• Written task: Copy out lines with the word "highway" from the material that follows.

• Given records:
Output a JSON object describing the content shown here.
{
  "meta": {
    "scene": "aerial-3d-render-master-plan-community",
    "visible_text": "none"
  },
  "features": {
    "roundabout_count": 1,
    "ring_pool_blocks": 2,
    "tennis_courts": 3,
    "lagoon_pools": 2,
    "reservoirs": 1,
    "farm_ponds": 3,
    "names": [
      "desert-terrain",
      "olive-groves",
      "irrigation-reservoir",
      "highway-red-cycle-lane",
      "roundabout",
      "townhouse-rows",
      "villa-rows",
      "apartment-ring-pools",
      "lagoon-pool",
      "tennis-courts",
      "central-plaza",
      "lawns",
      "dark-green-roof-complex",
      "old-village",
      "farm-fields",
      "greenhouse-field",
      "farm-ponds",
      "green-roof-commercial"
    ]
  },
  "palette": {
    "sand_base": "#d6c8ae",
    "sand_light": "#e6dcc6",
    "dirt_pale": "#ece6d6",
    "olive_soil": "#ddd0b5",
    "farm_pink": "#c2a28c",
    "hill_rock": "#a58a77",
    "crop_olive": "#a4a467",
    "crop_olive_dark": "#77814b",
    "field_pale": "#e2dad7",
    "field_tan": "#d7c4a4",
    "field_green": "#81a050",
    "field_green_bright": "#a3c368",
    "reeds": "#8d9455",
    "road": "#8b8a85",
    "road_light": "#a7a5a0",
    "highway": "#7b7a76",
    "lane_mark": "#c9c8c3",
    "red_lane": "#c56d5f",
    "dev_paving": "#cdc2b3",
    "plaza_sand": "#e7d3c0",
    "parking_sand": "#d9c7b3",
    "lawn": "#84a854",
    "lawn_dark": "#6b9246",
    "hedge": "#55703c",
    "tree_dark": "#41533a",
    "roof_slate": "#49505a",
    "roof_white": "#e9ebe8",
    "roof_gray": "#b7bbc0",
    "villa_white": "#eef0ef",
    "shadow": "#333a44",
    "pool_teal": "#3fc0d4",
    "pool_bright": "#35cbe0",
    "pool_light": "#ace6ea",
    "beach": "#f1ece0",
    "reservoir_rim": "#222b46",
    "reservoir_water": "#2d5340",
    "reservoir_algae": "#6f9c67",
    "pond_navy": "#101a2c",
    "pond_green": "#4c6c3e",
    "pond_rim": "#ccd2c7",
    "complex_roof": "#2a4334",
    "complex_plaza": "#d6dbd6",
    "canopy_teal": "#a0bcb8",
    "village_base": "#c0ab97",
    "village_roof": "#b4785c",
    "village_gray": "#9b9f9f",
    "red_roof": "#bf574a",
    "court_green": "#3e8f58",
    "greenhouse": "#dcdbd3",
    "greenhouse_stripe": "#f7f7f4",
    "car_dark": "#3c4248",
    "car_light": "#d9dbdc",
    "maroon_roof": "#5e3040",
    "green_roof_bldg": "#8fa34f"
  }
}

• Final result:
      "highway-red-cycle-lane",
    "highway": "#7b7a76",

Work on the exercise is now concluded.